Copy out each line of the listing that has the word "label" in it.

- Entries from a dataset -

## start

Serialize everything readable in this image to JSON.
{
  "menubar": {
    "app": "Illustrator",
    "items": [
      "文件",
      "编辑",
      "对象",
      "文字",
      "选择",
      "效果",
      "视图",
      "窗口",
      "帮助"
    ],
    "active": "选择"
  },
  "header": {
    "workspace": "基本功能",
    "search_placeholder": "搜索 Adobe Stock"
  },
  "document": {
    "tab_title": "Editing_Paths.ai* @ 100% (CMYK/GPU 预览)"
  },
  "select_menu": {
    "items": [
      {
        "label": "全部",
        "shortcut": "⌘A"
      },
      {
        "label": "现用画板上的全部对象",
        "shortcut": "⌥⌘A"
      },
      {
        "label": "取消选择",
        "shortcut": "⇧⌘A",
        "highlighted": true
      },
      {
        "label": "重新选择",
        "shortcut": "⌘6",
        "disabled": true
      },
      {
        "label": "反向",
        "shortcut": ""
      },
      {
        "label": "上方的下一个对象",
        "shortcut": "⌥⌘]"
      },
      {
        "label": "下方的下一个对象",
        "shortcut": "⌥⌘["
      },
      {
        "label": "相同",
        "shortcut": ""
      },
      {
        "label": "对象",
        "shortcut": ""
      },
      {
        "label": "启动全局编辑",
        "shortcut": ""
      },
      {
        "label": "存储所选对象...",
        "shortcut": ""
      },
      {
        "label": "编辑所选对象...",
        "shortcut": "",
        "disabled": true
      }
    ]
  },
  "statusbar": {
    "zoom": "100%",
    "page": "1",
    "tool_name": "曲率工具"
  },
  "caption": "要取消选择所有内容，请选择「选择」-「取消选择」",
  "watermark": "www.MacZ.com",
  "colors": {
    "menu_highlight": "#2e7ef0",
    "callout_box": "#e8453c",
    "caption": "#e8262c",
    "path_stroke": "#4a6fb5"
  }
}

## end

- The completed task -
        "label": "全部",
        "label": "现用画板上的全部对象",
        "label": "取消选择",
        "label": "重新选择",
        "label": "反向",
        "label": "上方的下一个对象",
        "label": "下方的下一个对象",
        "label": "相同",
        "label": "对象",
        "label": "启动全局编辑",
        "label": "存储所选对象...",
        "label": "编辑所选对象...",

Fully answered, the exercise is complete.